## Begin Input for this task

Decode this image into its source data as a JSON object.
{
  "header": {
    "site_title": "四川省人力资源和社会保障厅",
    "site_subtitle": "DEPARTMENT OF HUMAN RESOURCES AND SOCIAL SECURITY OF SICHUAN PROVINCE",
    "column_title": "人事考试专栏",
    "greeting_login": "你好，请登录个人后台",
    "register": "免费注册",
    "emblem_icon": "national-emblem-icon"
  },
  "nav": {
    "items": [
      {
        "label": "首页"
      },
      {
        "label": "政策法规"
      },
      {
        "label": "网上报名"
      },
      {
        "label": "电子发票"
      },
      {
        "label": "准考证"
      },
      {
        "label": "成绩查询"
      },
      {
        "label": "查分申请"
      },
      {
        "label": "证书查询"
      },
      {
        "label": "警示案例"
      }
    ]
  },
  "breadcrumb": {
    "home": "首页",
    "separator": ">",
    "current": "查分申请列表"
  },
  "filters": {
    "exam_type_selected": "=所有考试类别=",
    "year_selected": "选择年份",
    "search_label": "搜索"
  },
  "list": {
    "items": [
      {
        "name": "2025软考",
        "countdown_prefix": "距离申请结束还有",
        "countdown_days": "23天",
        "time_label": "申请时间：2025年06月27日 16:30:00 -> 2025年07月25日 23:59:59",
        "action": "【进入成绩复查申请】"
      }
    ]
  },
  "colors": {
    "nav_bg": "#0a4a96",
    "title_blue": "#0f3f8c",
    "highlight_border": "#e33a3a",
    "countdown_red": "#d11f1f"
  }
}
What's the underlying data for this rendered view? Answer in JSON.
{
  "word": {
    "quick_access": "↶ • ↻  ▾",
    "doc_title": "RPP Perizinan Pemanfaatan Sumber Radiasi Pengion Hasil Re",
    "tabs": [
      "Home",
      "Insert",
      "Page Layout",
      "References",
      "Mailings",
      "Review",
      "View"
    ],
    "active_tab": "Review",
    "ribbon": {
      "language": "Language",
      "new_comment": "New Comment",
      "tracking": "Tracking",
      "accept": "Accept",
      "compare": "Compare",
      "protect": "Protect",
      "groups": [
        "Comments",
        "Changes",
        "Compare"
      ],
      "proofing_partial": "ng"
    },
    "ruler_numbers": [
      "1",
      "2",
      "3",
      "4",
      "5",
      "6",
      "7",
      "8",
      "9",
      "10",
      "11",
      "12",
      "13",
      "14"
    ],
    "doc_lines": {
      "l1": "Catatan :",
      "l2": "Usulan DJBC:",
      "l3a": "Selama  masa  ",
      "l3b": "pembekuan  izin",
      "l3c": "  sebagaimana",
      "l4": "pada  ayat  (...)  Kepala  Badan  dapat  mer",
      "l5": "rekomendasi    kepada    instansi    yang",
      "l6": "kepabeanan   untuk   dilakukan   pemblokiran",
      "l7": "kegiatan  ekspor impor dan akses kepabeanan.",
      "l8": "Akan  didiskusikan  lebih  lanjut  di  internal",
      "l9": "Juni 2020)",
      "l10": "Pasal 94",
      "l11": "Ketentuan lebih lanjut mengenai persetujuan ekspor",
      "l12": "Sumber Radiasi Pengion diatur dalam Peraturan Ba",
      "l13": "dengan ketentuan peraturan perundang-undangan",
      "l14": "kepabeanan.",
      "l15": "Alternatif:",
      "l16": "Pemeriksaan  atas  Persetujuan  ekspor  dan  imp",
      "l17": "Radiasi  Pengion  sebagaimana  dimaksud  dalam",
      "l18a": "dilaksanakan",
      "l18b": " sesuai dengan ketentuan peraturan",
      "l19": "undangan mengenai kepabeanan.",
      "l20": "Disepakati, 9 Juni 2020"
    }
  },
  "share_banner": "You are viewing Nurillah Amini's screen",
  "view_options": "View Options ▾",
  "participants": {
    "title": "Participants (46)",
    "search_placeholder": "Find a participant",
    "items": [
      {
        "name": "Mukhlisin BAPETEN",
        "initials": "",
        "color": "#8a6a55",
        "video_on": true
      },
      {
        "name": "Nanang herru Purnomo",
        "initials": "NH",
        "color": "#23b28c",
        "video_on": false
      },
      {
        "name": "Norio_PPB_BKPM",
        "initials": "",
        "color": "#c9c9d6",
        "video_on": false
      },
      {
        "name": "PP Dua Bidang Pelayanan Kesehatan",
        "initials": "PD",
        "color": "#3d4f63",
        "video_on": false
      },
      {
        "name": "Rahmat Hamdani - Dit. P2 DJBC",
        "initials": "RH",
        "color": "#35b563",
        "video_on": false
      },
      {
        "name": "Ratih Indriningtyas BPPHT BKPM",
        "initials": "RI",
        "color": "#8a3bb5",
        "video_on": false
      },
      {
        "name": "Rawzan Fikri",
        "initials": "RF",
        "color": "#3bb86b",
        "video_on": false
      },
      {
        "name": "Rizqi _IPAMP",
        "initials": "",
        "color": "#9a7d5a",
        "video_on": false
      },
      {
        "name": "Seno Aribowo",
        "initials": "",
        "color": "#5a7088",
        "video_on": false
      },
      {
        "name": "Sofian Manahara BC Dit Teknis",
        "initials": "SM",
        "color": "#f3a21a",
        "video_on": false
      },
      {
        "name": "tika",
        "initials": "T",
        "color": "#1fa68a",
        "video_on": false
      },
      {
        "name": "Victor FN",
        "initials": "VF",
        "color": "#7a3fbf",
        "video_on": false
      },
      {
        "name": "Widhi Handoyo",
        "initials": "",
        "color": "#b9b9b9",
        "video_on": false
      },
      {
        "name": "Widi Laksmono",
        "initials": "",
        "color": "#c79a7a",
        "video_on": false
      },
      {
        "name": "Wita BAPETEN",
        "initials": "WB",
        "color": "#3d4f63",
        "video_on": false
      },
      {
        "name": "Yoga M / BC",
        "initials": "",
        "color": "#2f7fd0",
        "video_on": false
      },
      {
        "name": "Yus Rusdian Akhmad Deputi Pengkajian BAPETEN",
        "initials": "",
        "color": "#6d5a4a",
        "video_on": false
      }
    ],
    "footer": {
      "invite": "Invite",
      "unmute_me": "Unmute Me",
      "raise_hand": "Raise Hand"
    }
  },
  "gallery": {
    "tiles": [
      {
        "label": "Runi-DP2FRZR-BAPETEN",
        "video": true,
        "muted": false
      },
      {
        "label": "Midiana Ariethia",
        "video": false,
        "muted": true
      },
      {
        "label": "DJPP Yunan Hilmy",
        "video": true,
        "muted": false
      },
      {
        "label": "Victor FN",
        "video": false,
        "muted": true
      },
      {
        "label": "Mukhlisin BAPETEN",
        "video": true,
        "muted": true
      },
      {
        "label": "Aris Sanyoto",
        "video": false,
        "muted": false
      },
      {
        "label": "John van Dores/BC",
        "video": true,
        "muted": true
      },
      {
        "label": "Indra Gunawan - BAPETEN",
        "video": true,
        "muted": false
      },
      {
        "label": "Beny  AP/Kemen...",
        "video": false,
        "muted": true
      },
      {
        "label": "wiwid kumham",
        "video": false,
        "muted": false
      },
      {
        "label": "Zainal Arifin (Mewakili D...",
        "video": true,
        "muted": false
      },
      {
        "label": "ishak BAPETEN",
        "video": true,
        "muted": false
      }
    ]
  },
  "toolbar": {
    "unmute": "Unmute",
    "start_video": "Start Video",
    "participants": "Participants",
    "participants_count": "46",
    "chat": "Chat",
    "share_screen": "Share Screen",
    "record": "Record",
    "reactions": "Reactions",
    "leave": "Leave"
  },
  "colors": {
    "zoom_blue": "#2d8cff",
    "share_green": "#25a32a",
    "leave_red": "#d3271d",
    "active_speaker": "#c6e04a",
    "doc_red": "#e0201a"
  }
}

## End Input for this task

Instructions to follow.
Please repeat the listing above in full and exactly.

Worked solution.
Decode this image into its source data as a JSON object.
{
  "header": {
    "site_title": "四川省人力资源和社会保障厅",
    "site_subtitle": "DEPARTMENT OF HUMAN RESOURCES AND SOCIAL SECURITY OF SICHUAN PROVINCE",
    "column_title": "人事考试专栏",
    "greeting_login": "你好，请登录个人后台",
    "register": "免费注册",
    "emblem_icon": "national-emblem-icon"
  },
  "nav": {
    "items": [
      {
        "label": "首页"
      },
      {
        "label": "政策法规"
      },
      {
        "label": "网上报名"
      },
      {
        "label": "电子发票"
      },
      {
        "label": "准考证"
      },
      {
        "label": "成绩查询"
      },
      {
        "label": "查分申请"
      },
      {
        "label": "证书查询"
      },
      {
        "label": "警示案例"
      }
    ]
  },
  "breadcrumb": {
    "home": "首页",
    "separator": ">",
    "current": "查分申请列表"
  },
  "filters": {
    "exam_type_selected": "=所有考试类别=",
    "year_selected": "选择年份",
    "search_label": "搜索"
  },
  "list": {
    "items": [
      {
        "name": "2025软考",
        "countdown_prefix": "距离申请结束还有",
        "countdown_days": "23天",
        "time_label": "申请时间：2025年06月27日 16:30:00 -> 2025年07月25日 23:59:59",
        "action": "【进入成绩复查申请】"
      }
    ]
  },
  "colors": {
    "nav_bg": "#0a4a96",
    "title_blue": "#0f3f8c",
    "highlight_border": "#e33a3a",
    "countdown_red": "#d11f1f"
  }
}
What's the underlying data for this rendered view? Answer in JSON.
{
  "word": {
    "quick_access": "↶ • ↻  ▾",
    "doc_title": "RPP Perizinan Pemanfaatan Sumber Radiasi Pengion Hasil Re",
    "tabs": [
      "Home",
      "Insert",
      "Page Layout",
      "References",
      "Mailings",
      "Review",
      "View"
    ],
    "active_tab": "Review",
    "ribbon": {
      "language": "Language",
      "new_comment": "New Comment",
      "tracking": "Tracking",
      "accept": "Accept",
      "compare": "Compare",
      "protect": "Protect",
      "groups": [
        "Comments",
        "Changes",
        "Compare"
      ],
      "proofing_partial": "ng"
    },
    "ruler_numbers": [
      "1",
      "2",
      "3",
      "4",
      "5",
      "6",
      "7",
      "8",
      "9",
      "10",
      "11",
      "12",
      "13",
      "14"
    ],
    "doc_lines": {
      "l1": "Catatan :",
      "l2": "Usulan DJBC:",
      "l3a": "Selama  masa  ",
      "l3b": "pembekuan  izin",
      "l3c": "  sebagaimana",
      "l4": "pada  ayat  (...)  Kepala  Badan  dapat  mer",
      "l5": "rekomendasi    kepada    instansi    yang",
      "l6": "kepabeanan   untuk   dilakukan   pemblokiran",
      "l7": "kegiatan  ekspor impor dan akses kepabeanan.",
      "l8": "Akan  didiskusikan  lebih  lanjut  di  internal",
      "l9": "Juni 2020)",
      "l10": "Pasal 94",
      "l11": "Ketentuan lebih lanjut mengenai persetujuan ekspor",
      "l12": "Sumber Radiasi Pengion diatur dalam Peraturan Ba",
      "l13": "dengan ketentuan peraturan perundang-undangan",
      "l14": "kepabeanan.",
      "l15": "Alternatif:",
      "l16": "Pemeriksaan  atas  Persetujuan  ekspor  dan  imp",
      "l17": "Radiasi  Pengion  sebagaimana  dimaksud  dalam",
      "l18a": "dilaksanakan",
      "l18b": " sesuai dengan ketentuan peraturan",
      "l19": "undangan mengenai kepabeanan.",
      "l20": "Disepakati, 9 Juni 2020"
    }
  },
  "share_banner": "You are viewing Nurillah Amini's screen",
  "view_options": "View Options ▾",
  "participants": {
    "title": "Participants (46)",
    "search_placeholder": "Find a participant",
    "items": [
      {
        "name": "Mukhlisin BAPETEN",
        "initials": "",
        "color": "#8a6a55",
        "video_on": true
      },
      {
        "name": "Nanang herru Purnomo",
        "initials": "NH",
        "color": "#23b28c",
        "video_on": false
      },
      {
        "name": "Norio_PPB_BKPM",
        "initials": "",
        "color": "#c9c9d6",
        "video_on": false
      },
      {
        "name": "PP Dua Bidang Pelayanan Kesehatan",
        "initials": "PD",
        "color": "#3d4f63",
        "video_on": false
      },
      {
        "name": "Rahmat Hamdani - Dit. P2 DJBC",
        "initials": "RH",
        "color": "#35b563",
        "video_on": false
      },
      {
        "name": "Ratih Indriningtyas BPPHT BKPM",
        "initials": "RI",
        "color": "#8a3bb5",
        "video_on": false
      },
      {
        "name": "Rawzan Fikri",
        "initials": "RF",
        "color": "#3bb86b",
        "video_on": false
      },
      {
        "name": "Rizqi _IPAMP",
        "initials": "",
        "color": "#9a7d5a",
        "video_on": false
      },
      {
        "name": "Seno Aribowo",
        "initials": "",
        "color": "#5a7088",
        "video_on": false
      },
      {
        "name": "Sofian Manahara BC Dit Teknis",
        "initials": "SM",
        "color": "#f3a21a",
        "video_on": false
      },
      {
        "name": "tika",
        "initials": "T",
        "color": "#1fa68a",
        "video_on": false
      },
      {
        "name": "Victor FN",
        "initials": "VF",
        "color": "#7a3fbf",
        "video_on": false
      },
      {
        "name": "Widhi Handoyo",
        "initials": "",
        "color": "#b9b9b9",
        "video_on": false
      },
      {
        "name": "Widi Laksmono",
        "initials": "",
        "color": "#c79a7a",
        "video_on": false
      },
      {
        "name": "Wita BAPETEN",
        "initials": "WB",
        "color": "#3d4f63",
        "video_on": false
      },
      {
        "name": "Yoga M / BC",
        "initials": "",
        "color": "#2f7fd0",
        "video_on": false
      },
      {
        "name": "Yus Rusdian Akhmad Deputi Pengkajian BAPETEN",
        "initials": "",
        "color": "#6d5a4a",
        "video_on": false
      }
    ],
    "footer": {
      "invite": "Invite",
      "unmute_me": "Unmute Me",
      "raise_hand": "Raise Hand"
    }
  },
  "gallery": {
    "tiles": [
      {
        "label": "Runi-DP2FRZR-BAPETEN",
        "video": true,
        "muted": false
      },
      {
        "label": "Midiana Ariethia",
        "video": false,
        "muted": true
      },
      {
        "label": "DJPP Yunan Hilmy",
        "video": true,
        "muted": false
      },
      {
        "label": "Victor FN",
        "video": false,
        "muted": true
      },
      {
        "label": "Mukhlisin BAPETEN",
        "video": true,
        "muted": true
      },
      {
        "label": "Aris Sanyoto",
        "video": false,
        "muted": false
      },
      {
        "label": "John van Dores/BC",
        "video": true,
        "muted": true
      },
      {
        "label": "Indra Gunawan - BAPETEN",
        "video": true,
        "muted": false
      },
      {
        "label": "Beny  AP/Kemen...",
        "video": false,
        "muted": true
      },
      {
        "label": "wiwid kumham",
        "video": false,
        "muted": false
      },
      {
        "label": "Zainal Arifin (Mewakili D...",
        "video": true,
        "muted": false
      },
      {
        "label": "ishak BAPETEN",
        "video": true,
        "muted": false
      }
    ]
  },
  "toolbar": {
    "unmute": "Unmute",
    "start_video": "Start Video",
    "participants": "Participants",
    "participants_count": "46",
    "chat": "Chat",
    "share_screen": "Share Screen",
    "record": "Record",
    "reactions": "Reactions",
    "leave": "Leave"
  },
  "colors": {
    "zoom_blue": "#2d8cff",
    "share_green": "#25a32a",
    "leave_red": "#d3271d",
    "active_speaker": "#c6e04a",
    "doc_red": "#e0201a"
  }
}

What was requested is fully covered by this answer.